• _What you are asked to do_: Find how many lines hold the word "image" and give that number only.

• _Records from a dataset_:
★ ★ ★ ★ ★ ★ ★

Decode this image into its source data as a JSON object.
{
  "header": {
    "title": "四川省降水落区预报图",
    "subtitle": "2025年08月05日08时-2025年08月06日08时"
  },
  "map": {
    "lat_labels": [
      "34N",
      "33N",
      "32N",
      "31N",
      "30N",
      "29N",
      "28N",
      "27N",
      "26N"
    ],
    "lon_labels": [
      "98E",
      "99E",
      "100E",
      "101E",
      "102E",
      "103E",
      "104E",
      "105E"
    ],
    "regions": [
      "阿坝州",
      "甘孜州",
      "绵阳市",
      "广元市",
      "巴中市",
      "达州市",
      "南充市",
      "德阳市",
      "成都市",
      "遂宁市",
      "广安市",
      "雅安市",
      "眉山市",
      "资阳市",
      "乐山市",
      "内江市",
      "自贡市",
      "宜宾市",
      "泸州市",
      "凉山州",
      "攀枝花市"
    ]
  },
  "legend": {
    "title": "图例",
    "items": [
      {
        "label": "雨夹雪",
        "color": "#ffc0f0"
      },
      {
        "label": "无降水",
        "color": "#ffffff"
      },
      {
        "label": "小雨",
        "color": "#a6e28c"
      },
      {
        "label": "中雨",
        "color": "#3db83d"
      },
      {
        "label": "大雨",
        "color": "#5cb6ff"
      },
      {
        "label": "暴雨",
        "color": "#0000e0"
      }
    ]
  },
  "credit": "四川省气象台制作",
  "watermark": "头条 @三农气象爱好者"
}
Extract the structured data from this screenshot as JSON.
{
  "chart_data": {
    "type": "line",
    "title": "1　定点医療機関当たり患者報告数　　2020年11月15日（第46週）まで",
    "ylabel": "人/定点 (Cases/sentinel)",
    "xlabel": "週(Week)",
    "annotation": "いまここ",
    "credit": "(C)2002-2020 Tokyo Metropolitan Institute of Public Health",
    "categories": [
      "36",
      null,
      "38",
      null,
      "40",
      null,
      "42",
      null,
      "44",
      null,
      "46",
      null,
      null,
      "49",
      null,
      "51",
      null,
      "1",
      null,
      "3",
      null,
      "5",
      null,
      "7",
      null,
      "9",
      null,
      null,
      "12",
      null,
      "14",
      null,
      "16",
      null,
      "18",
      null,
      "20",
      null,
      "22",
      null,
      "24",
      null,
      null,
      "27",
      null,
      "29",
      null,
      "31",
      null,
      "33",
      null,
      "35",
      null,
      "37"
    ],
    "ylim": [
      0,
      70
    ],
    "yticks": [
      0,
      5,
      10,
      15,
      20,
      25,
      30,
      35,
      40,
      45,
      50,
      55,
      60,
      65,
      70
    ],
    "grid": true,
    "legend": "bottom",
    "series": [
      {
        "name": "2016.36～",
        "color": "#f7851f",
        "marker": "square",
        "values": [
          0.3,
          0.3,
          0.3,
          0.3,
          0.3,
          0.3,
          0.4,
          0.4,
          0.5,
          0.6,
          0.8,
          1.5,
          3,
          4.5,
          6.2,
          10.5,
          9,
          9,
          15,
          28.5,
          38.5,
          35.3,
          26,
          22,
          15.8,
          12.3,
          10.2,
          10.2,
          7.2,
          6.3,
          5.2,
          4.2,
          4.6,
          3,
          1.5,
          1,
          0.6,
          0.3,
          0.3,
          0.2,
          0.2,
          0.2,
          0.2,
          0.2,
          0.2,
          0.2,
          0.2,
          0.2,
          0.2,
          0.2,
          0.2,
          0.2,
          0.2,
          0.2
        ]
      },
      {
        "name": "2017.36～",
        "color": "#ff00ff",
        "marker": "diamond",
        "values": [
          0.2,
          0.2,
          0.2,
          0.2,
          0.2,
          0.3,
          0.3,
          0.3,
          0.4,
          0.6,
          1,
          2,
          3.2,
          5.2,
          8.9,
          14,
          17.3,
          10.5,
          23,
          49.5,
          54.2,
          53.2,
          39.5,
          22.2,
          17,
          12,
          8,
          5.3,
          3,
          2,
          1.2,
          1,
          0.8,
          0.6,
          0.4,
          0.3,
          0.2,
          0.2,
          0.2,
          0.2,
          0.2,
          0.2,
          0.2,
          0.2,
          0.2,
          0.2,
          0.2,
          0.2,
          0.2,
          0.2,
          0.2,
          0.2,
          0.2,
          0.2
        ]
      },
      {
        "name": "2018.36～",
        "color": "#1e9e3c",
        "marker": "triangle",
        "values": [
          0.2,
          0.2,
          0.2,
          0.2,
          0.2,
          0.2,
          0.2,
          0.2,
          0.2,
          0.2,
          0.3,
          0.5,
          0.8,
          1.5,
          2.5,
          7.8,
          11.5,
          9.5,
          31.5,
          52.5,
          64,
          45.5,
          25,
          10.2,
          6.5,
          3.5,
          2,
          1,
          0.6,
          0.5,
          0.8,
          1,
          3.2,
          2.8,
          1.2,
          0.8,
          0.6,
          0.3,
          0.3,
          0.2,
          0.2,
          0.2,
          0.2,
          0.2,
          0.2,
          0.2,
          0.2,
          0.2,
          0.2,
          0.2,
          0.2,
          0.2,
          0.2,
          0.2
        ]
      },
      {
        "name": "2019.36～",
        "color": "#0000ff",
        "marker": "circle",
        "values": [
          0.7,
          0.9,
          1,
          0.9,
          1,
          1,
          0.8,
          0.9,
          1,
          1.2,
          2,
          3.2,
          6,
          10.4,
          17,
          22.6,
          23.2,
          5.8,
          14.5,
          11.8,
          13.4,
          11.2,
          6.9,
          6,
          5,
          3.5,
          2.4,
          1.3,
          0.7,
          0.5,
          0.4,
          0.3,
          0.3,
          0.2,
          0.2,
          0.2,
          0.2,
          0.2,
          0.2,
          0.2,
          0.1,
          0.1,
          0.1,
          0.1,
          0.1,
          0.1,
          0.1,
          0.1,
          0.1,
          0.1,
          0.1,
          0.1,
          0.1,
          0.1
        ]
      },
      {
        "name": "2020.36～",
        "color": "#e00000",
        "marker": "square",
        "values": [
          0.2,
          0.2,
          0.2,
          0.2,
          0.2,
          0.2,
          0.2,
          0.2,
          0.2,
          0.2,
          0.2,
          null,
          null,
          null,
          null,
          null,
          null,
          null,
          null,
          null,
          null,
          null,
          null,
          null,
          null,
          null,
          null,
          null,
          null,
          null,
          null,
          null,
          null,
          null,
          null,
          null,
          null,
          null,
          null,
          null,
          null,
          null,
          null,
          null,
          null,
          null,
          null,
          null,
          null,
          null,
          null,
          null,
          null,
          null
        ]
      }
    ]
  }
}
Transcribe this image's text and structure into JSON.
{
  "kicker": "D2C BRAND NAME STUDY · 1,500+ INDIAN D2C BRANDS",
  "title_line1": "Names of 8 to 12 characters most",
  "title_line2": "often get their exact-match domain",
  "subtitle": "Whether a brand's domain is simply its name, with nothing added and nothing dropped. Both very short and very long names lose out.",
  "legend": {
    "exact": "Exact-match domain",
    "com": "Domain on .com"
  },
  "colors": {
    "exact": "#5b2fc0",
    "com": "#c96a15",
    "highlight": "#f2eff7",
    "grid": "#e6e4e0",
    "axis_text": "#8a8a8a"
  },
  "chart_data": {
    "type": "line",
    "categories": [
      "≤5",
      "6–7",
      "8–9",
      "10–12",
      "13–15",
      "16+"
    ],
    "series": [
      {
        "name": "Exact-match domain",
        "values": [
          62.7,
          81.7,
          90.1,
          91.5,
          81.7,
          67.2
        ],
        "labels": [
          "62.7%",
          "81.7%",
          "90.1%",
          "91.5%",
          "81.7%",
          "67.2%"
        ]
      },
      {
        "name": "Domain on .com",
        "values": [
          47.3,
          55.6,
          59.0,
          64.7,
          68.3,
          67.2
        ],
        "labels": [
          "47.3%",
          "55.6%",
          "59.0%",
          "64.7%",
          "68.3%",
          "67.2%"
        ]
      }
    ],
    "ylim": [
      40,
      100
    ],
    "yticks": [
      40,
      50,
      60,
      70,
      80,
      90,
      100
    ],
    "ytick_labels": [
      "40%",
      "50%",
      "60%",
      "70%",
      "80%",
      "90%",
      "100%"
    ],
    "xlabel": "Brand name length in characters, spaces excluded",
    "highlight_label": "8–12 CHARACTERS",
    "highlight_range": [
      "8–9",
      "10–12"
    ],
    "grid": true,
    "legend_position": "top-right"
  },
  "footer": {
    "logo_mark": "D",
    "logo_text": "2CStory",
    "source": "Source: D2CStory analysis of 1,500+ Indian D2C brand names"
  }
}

★ ★ ★ ★ ★ ★ ★

• _Expected output_: 2